_WHAT TO DO_
Do any lines in the data below contain "color"? If so, copy every one of them.

════════════════

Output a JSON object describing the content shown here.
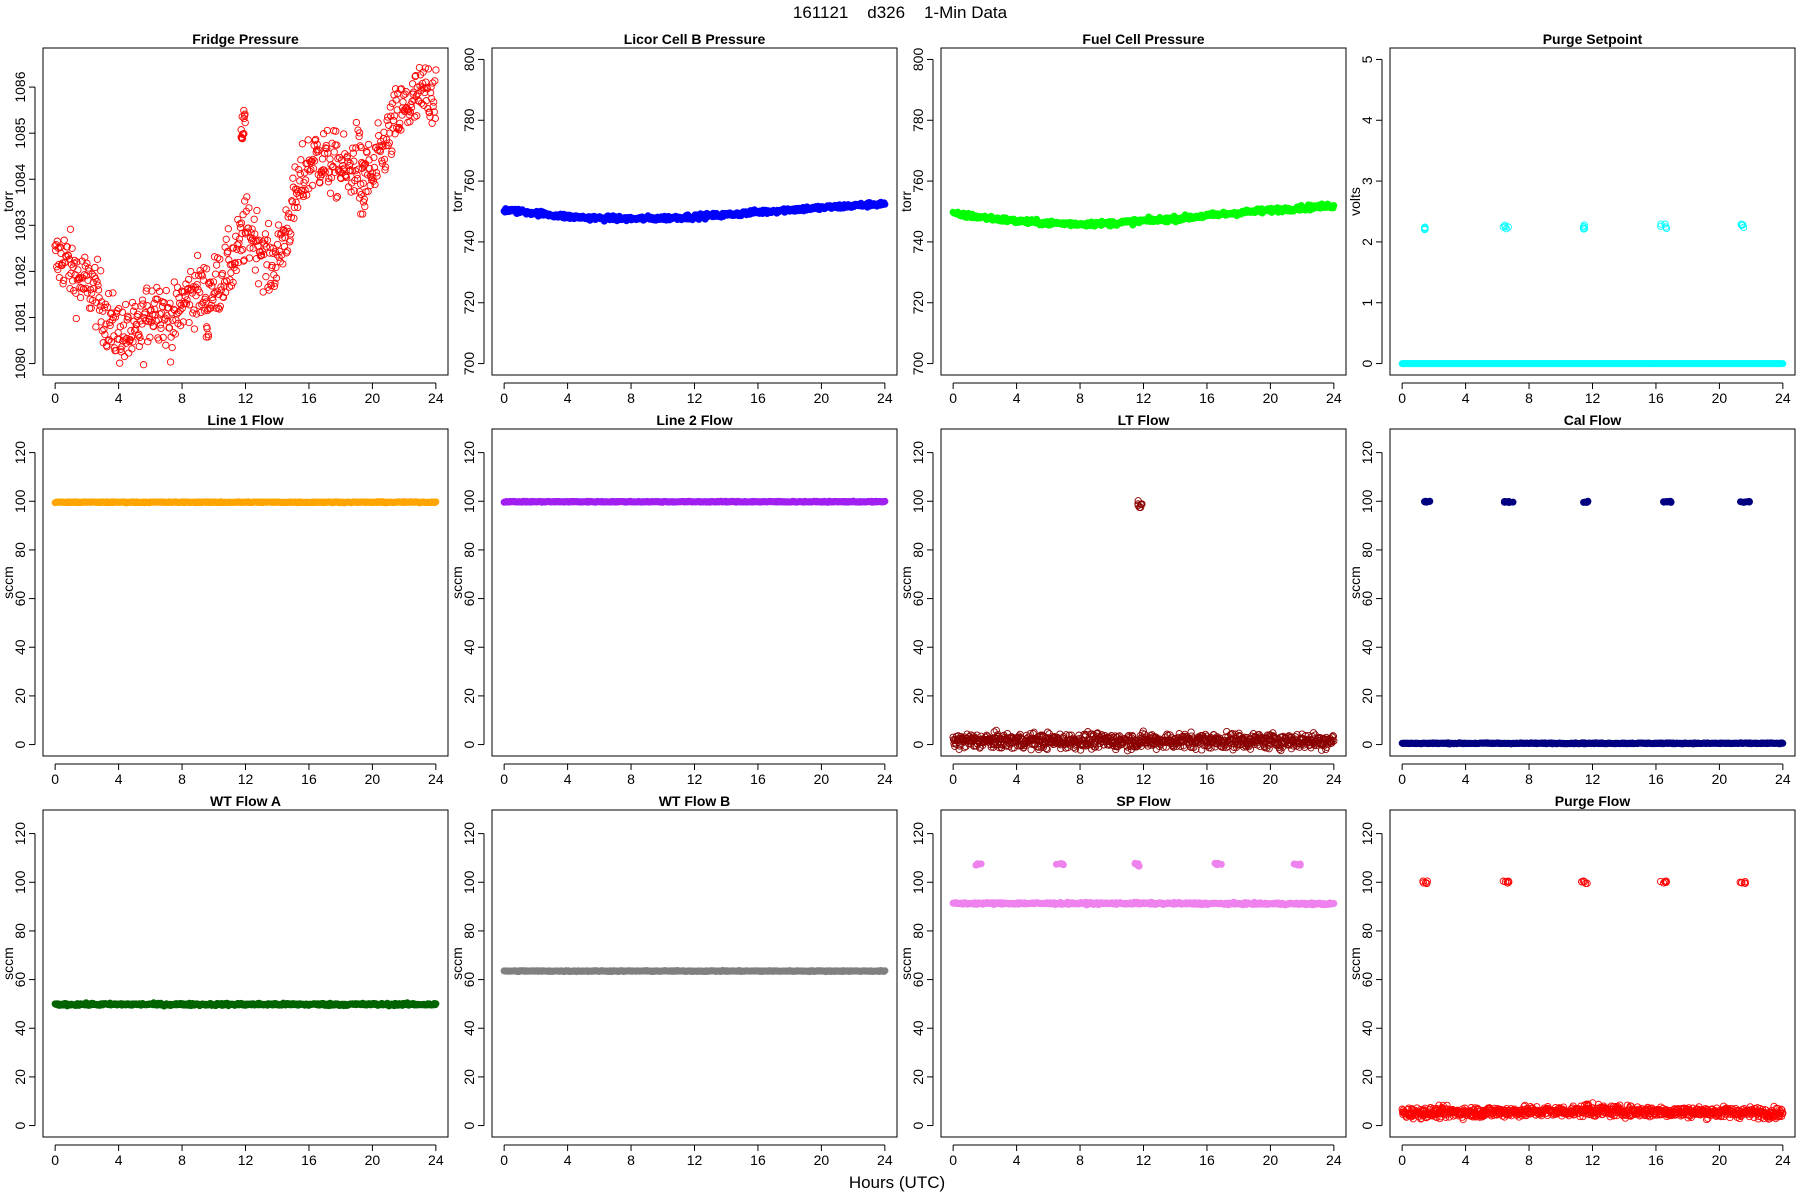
{
  "figure": {
    "suptitle": "161121    d326    1-Min Data",
    "xlabel": "Hours (UTC)"
  },
  "chart_data": [
    {
      "id": "fridge-pressure",
      "type": "scatter",
      "title": "Fridge Pressure",
      "ylabel": "torr",
      "xlim": [
        0,
        24
      ],
      "ylim": [
        1080,
        1086.6
      ],
      "xticks": [
        0,
        4,
        8,
        12,
        16,
        20,
        24
      ],
      "yticks": [
        1080,
        1081,
        1082,
        1083,
        1084,
        1085,
        1086
      ],
      "color": "#ff0000",
      "marker": "open",
      "trend": [
        [
          0,
          1082.2
        ],
        [
          0.5,
          1082.3
        ],
        [
          1,
          1082.1
        ],
        [
          1.5,
          1081.8
        ],
        [
          2,
          1081.7
        ],
        [
          2.5,
          1081.6
        ],
        [
          3,
          1081.2
        ],
        [
          3.5,
          1080.8
        ],
        [
          4,
          1080.7
        ],
        [
          4.5,
          1080.6
        ],
        [
          5,
          1080.6
        ],
        [
          5.5,
          1080.8
        ],
        [
          6,
          1081.2
        ],
        [
          6.5,
          1081.3
        ],
        [
          7,
          1081.0
        ],
        [
          7.5,
          1080.9
        ],
        [
          8,
          1081.3
        ],
        [
          8.5,
          1081.5
        ],
        [
          9,
          1081.6
        ],
        [
          9.5,
          1081.5
        ],
        [
          10,
          1081.6
        ],
        [
          10.5,
          1081.9
        ],
        [
          11,
          1082.1
        ],
        [
          11.5,
          1082.4
        ],
        [
          12,
          1082.9
        ],
        [
          12.5,
          1082.8
        ],
        [
          13,
          1082.5
        ],
        [
          13.5,
          1082.1
        ],
        [
          14,
          1082.3
        ],
        [
          14.5,
          1082.8
        ],
        [
          15,
          1083.4
        ],
        [
          15.5,
          1083.9
        ],
        [
          16,
          1084.3
        ],
        [
          16.5,
          1084.5
        ],
        [
          17,
          1084.4
        ],
        [
          17.5,
          1084.3
        ],
        [
          18,
          1084.3
        ],
        [
          18.5,
          1084.1
        ],
        [
          19,
          1084.5
        ],
        [
          19.5,
          1084.2
        ],
        [
          20,
          1084.0
        ],
        [
          20.5,
          1084.5
        ],
        [
          21,
          1084.9
        ],
        [
          21.5,
          1085.3
        ],
        [
          22,
          1085.5
        ],
        [
          22.5,
          1085.6
        ],
        [
          23,
          1085.8
        ],
        [
          23.5,
          1085.9
        ],
        [
          24,
          1085.9
        ]
      ],
      "noise": 0.35,
      "n": 720,
      "bursts": [
        {
          "x": [
            11.7,
            12.0
          ],
          "y": [
            1084.5,
            1085.5
          ],
          "n": 14
        },
        {
          "x": [
            9.5,
            9.8
          ],
          "y": [
            1080.1,
            1080.8
          ],
          "n": 4
        },
        {
          "x": [
            19.1,
            19.6
          ],
          "y": [
            1083.2,
            1083.8
          ],
          "n": 8
        }
      ]
    },
    {
      "id": "licor-cell-b-pressure",
      "type": "scatter",
      "title": "Licor Cell B Pressure",
      "ylabel": "torr",
      "xlim": [
        0,
        24
      ],
      "ylim": [
        700,
        800
      ],
      "xticks": [
        0,
        4,
        8,
        12,
        16,
        20,
        24
      ],
      "yticks": [
        700,
        720,
        740,
        760,
        780,
        800
      ],
      "color": "#0000ff",
      "marker": "filled",
      "trend": [
        [
          0,
          750.5
        ],
        [
          2,
          749.5
        ],
        [
          4,
          748.3
        ],
        [
          6,
          747.8
        ],
        [
          8,
          747.6
        ],
        [
          10,
          747.8
        ],
        [
          12,
          748.3
        ],
        [
          14,
          748.9
        ],
        [
          16,
          749.8
        ],
        [
          18,
          750.6
        ],
        [
          20,
          751.2
        ],
        [
          22,
          751.9
        ],
        [
          24,
          752.6
        ]
      ],
      "noise": 0.4,
      "n": 480,
      "bursts": []
    },
    {
      "id": "fuel-cell-pressure",
      "type": "scatter",
      "title": "Fuel Cell Pressure",
      "ylabel": "torr",
      "xlim": [
        0,
        24
      ],
      "ylim": [
        700,
        800
      ],
      "xticks": [
        0,
        4,
        8,
        12,
        16,
        20,
        24
      ],
      "yticks": [
        700,
        720,
        740,
        760,
        780,
        800
      ],
      "color": "#00ff00",
      "marker": "filled",
      "trend": [
        [
          0,
          749.2
        ],
        [
          2,
          748.0
        ],
        [
          4,
          746.8
        ],
        [
          6,
          746.2
        ],
        [
          8,
          745.9
        ],
        [
          10,
          746.1
        ],
        [
          12,
          746.9
        ],
        [
          14,
          747.6
        ],
        [
          16,
          748.6
        ],
        [
          18,
          749.6
        ],
        [
          20,
          750.4
        ],
        [
          22,
          751.2
        ],
        [
          24,
          751.9
        ]
      ],
      "noise": 0.4,
      "n": 480,
      "bursts": []
    },
    {
      "id": "purge-setpoint",
      "type": "scatter",
      "title": "Purge Setpoint",
      "ylabel": "volts",
      "xlim": [
        0,
        24
      ],
      "ylim": [
        0,
        5
      ],
      "xticks": [
        0,
        4,
        8,
        12,
        16,
        20,
        24
      ],
      "yticks": [
        0,
        1,
        2,
        3,
        4,
        5
      ],
      "color": "#00ffff",
      "marker": "filled",
      "trend": [
        [
          0,
          0
        ],
        [
          24,
          0
        ]
      ],
      "noise": 0.0,
      "n": 480,
      "bursts": [
        {
          "x": [
            1.3,
            1.6
          ],
          "y": [
            2.2,
            2.3
          ],
          "n": 5,
          "open": true
        },
        {
          "x": [
            6.3,
            6.7
          ],
          "y": [
            2.2,
            2.3
          ],
          "n": 5,
          "open": true
        },
        {
          "x": [
            11.3,
            11.6
          ],
          "y": [
            2.2,
            2.3
          ],
          "n": 5,
          "open": true
        },
        {
          "x": [
            16.3,
            16.7
          ],
          "y": [
            2.2,
            2.3
          ],
          "n": 5,
          "open": true
        },
        {
          "x": [
            21.3,
            21.6
          ],
          "y": [
            2.2,
            2.3
          ],
          "n": 5,
          "open": true
        }
      ]
    },
    {
      "id": "line-1-flow",
      "type": "scatter",
      "title": "Line 1 Flow",
      "ylabel": "sccm",
      "xlim": [
        0,
        24
      ],
      "ylim": [
        0,
        125
      ],
      "xticks": [
        0,
        4,
        8,
        12,
        16,
        20,
        24
      ],
      "yticks": [
        0,
        20,
        40,
        60,
        80,
        100,
        120
      ],
      "color": "#ffa500",
      "marker": "filled",
      "trend": [
        [
          0,
          99.6
        ],
        [
          24,
          99.6
        ]
      ],
      "noise": 0.1,
      "n": 480,
      "bursts": []
    },
    {
      "id": "line-2-flow",
      "type": "scatter",
      "title": "Line 2 Flow",
      "ylabel": "sccm",
      "xlim": [
        0,
        24
      ],
      "ylim": [
        0,
        125
      ],
      "xticks": [
        0,
        4,
        8,
        12,
        16,
        20,
        24
      ],
      "yticks": [
        0,
        20,
        40,
        60,
        80,
        100,
        120
      ],
      "color": "#a020f0",
      "marker": "filled",
      "trend": [
        [
          0,
          99.8
        ],
        [
          24,
          99.8
        ]
      ],
      "noise": 0.1,
      "n": 480,
      "bursts": []
    },
    {
      "id": "lt-flow",
      "type": "scatter",
      "title": "LT Flow",
      "ylabel": "sccm",
      "xlim": [
        0,
        24
      ],
      "ylim": [
        0,
        125
      ],
      "xticks": [
        0,
        4,
        8,
        12,
        16,
        20,
        24
      ],
      "yticks": [
        0,
        20,
        40,
        60,
        80,
        100,
        120
      ],
      "color": "#8b0000",
      "marker": "open",
      "trend": [
        [
          0,
          1.5
        ],
        [
          24,
          1.5
        ]
      ],
      "noise": 1.6,
      "n": 900,
      "bursts": [
        {
          "x": [
            11.6,
            12.0
          ],
          "y": [
            97,
            101
          ],
          "n": 8
        }
      ]
    },
    {
      "id": "cal-flow",
      "type": "scatter",
      "title": "Cal Flow",
      "ylabel": "sccm",
      "xlim": [
        0,
        24
      ],
      "ylim": [
        0,
        125
      ],
      "xticks": [
        0,
        4,
        8,
        12,
        16,
        20,
        24
      ],
      "yticks": [
        0,
        20,
        40,
        60,
        80,
        100,
        120
      ],
      "color": "#000080",
      "marker": "filled",
      "trend": [
        [
          0,
          0.5
        ],
        [
          24,
          0.5
        ]
      ],
      "noise": 0.1,
      "n": 480,
      "bursts": [
        {
          "x": [
            1.3,
            1.8
          ],
          "y": [
            99.5,
            100
          ],
          "n": 8
        },
        {
          "x": [
            6.3,
            7.0
          ],
          "y": [
            99.5,
            100
          ],
          "n": 10
        },
        {
          "x": [
            11.3,
            11.8
          ],
          "y": [
            99.5,
            100
          ],
          "n": 8
        },
        {
          "x": [
            16.3,
            17.0
          ],
          "y": [
            99.5,
            100
          ],
          "n": 10
        },
        {
          "x": [
            21.3,
            21.9
          ],
          "y": [
            99.5,
            100
          ],
          "n": 8
        }
      ]
    },
    {
      "id": "wt-flow-a",
      "type": "scatter",
      "title": "WT Flow A",
      "ylabel": "sccm",
      "xlim": [
        0,
        24
      ],
      "ylim": [
        0,
        125
      ],
      "xticks": [
        0,
        4,
        8,
        12,
        16,
        20,
        24
      ],
      "yticks": [
        0,
        20,
        40,
        60,
        80,
        100,
        120
      ],
      "color": "#006400",
      "marker": "filled",
      "trend": [
        [
          0,
          49.8
        ],
        [
          24,
          49.8
        ]
      ],
      "noise": 0.25,
      "n": 480,
      "bursts": []
    },
    {
      "id": "wt-flow-b",
      "type": "scatter",
      "title": "WT Flow B",
      "ylabel": "sccm",
      "xlim": [
        0,
        24
      ],
      "ylim": [
        0,
        125
      ],
      "xticks": [
        0,
        4,
        8,
        12,
        16,
        20,
        24
      ],
      "yticks": [
        0,
        20,
        40,
        60,
        80,
        100,
        120
      ],
      "color": "#808080",
      "marker": "filled",
      "trend": [
        [
          0,
          63.5
        ],
        [
          24,
          63.5
        ]
      ],
      "noise": 0.1,
      "n": 480,
      "bursts": []
    },
    {
      "id": "sp-flow",
      "type": "scatter",
      "title": "SP Flow",
      "ylabel": "sccm",
      "xlim": [
        0,
        24
      ],
      "ylim": [
        0,
        125
      ],
      "xticks": [
        0,
        4,
        8,
        12,
        16,
        20,
        24
      ],
      "yticks": [
        0,
        20,
        40,
        60,
        80,
        100,
        120
      ],
      "color": "#ee82ee",
      "marker": "filled",
      "trend": [
        [
          0,
          91.3
        ],
        [
          12,
          91.3
        ],
        [
          24,
          91.1
        ]
      ],
      "noise": 0.2,
      "n": 480,
      "bursts": [
        {
          "x": [
            1.4,
            1.8
          ],
          "y": [
            107,
            107.8
          ],
          "n": 6
        },
        {
          "x": [
            6.5,
            7.0
          ],
          "y": [
            107,
            107.8
          ],
          "n": 6
        },
        {
          "x": [
            11.4,
            11.9
          ],
          "y": [
            106.5,
            107.8
          ],
          "n": 6
        },
        {
          "x": [
            16.5,
            17.0
          ],
          "y": [
            107,
            107.8
          ],
          "n": 6
        },
        {
          "x": [
            21.5,
            21.9
          ],
          "y": [
            107,
            107.8
          ],
          "n": 6
        }
      ]
    },
    {
      "id": "purge-flow",
      "type": "scatter",
      "title": "Purge Flow",
      "ylabel": "sccm",
      "xlim": [
        0,
        24
      ],
      "ylim": [
        0,
        125
      ],
      "xticks": [
        0,
        4,
        8,
        12,
        16,
        20,
        24
      ],
      "yticks": [
        0,
        20,
        40,
        60,
        80,
        100,
        120
      ],
      "color": "#ff0000",
      "marker": "open",
      "trend": [
        [
          0,
          5.2
        ],
        [
          12,
          6.0
        ],
        [
          24,
          5.2
        ]
      ],
      "noise": 1.1,
      "n": 900,
      "bursts": [
        {
          "x": [
            1.3,
            1.6
          ],
          "y": [
            99.5,
            100.5
          ],
          "n": 6
        },
        {
          "x": [
            6.3,
            6.8
          ],
          "y": [
            99.5,
            100.5
          ],
          "n": 6
        },
        {
          "x": [
            11.3,
            11.7
          ],
          "y": [
            99.5,
            100.5
          ],
          "n": 6
        },
        {
          "x": [
            16.3,
            16.8
          ],
          "y": [
            99.5,
            100.5
          ],
          "n": 6
        },
        {
          "x": [
            21.3,
            21.7
          ],
          "y": [
            99.5,
            100.5
          ],
          "n": 6
        },
        {
          "x": [
            11.6,
            12.2
          ],
          "y": [
            7.5,
            10
          ],
          "n": 6
        }
      ]
    }
  ]
}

════════════════

_REPLY_
      "color": "#ff0000",
      "color": "#0000ff",
      "color": "#00ff00",
      "color": "#00ffff",
      "color": "#ffa500",
      "color": "#a020f0",
      "color": "#8b0000",
      "color": "#000080",
      "color": "#006400",
      "color": "#808080",
      "color": "#ee82ee",
      "color": "#ff0000",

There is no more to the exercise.